--- begin DATASET ROWS ---

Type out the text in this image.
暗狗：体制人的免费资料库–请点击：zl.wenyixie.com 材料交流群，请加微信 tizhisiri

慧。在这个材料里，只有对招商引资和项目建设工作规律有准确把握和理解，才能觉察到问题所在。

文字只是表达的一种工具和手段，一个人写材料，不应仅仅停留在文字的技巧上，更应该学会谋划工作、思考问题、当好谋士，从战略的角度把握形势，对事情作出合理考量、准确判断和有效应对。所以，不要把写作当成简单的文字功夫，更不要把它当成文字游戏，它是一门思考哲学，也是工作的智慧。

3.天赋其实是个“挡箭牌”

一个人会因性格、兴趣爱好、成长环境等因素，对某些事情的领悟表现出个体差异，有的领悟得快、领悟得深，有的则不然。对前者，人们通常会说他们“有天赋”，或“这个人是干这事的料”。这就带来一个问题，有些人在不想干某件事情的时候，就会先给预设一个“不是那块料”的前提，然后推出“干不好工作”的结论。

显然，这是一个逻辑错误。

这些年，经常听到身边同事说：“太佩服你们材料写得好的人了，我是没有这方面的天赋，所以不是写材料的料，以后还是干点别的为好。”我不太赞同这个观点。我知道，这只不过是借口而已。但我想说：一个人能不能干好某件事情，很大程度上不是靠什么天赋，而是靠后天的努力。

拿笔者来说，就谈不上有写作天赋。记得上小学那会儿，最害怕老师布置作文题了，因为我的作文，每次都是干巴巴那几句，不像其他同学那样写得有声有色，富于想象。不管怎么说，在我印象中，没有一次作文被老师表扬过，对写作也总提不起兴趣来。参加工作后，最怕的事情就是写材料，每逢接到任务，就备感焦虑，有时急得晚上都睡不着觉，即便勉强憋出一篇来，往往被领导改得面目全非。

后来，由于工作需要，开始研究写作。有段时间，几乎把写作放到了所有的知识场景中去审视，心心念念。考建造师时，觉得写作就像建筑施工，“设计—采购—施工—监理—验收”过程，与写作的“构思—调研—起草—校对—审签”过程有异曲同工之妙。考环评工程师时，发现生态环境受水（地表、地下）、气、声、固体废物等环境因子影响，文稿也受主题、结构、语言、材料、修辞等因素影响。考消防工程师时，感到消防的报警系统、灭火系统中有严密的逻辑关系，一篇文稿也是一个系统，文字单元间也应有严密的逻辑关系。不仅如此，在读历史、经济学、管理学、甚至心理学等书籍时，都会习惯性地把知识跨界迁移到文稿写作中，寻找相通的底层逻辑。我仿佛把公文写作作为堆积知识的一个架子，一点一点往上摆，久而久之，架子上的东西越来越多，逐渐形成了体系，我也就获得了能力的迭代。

--- end DATASET ROWS ---

• EXERCISE AIM:
Please reproduce each line exactly as written.

• EXERCISE OUTPUT:
Type out the text in this image.
暗狗：体制人的免费资料库–请点击：zl.wenyixie.com 材料交流群，请加微信 tizhisiri

慧。在这个材料里，只有对招商引资和项目建设工作规律有准确把握和理解，才能觉察到问题所在。

文字只是表达的一种工具和手段，一个人写材料，不应仅仅停留在文字的技巧上，更应该学会谋划工作、思考问题、当好谋士，从战略的角度把握形势，对事情作出合理考量、准确判断和有效应对。所以，不要把写作当成简单的文字功夫，更不要把它当成文字游戏，它是一门思考哲学，也是工作的智慧。

3.天赋其实是个“挡箭牌”

一个人会因性格、兴趣爱好、成长环境等因素，对某些事情的领悟表现出个体差异，有的领悟得快、领悟得深，有的则不然。对前者，人们通常会说他们“有天赋”，或“这个人是干这事的料”。这就带来一个问题，有些人在不想干某件事情的时候，就会先给预设一个“不是那块料”的前提，然后推出“干不好工作”的结论。

显然，这是一个逻辑错误。

这些年，经常听到身边同事说：“太佩服你们材料写得好的人了，我是没有这方面的天赋，所以不是写材料的料，以后还是干点别的为好。”我不太赞同这个观点。我知道，这只不过是借口而已。但我想说：一个人能不能干好某件事情，很大程度上不是靠什么天赋，而是靠后天的努力。

拿笔者来说，就谈不上有写作天赋。记得上小学那会儿，最害怕老师布置作文题了，因为我的作文，每次都是干巴巴那几句，不像其他同学那样写得有声有色，富于想象。不管怎么说，在我印象中，没有一次作文被老师表扬过，对写作也总提不起兴趣来。参加工作后，最怕的事情就是写材料，每逢接到任务，就备感焦虑，有时急得晚上都睡不着觉，即便勉强憋出一篇来，往往被领导改得面目全非。

后来，由于工作需要，开始研究写作。有段时间，几乎把写作放到了所有的知识场景中去审视，心心念念。考建造师时，觉得写作就像建筑施工，“设计—采购—施工—监理—验收”过程，与写作的“构思—调研—起草—校对—审签”过程有异曲同工之妙。考环评工程师时，发现生态环境受水（地表、地下）、气、声、固体废物等环境因子影响，文稿也受主题、结构、语言、材料、修辞等因素影响。考消防工程师时，感到消防的报警系统、灭火系统中有严密的逻辑关系，一篇文稿也是一个系统，文字单元间也应有严密的逻辑关系。不仅如此，在读历史、经济学、管理学、甚至心理学等书籍时，都会习惯性地把知识跨界迁移到文稿写作中，寻找相通的底层逻辑。我仿佛把公文写作作为堆积知识的一个架子，一点一点往上摆，久而久之，架子上的东西越来越多，逐渐形成了体系，我也就获得了能力的迭代。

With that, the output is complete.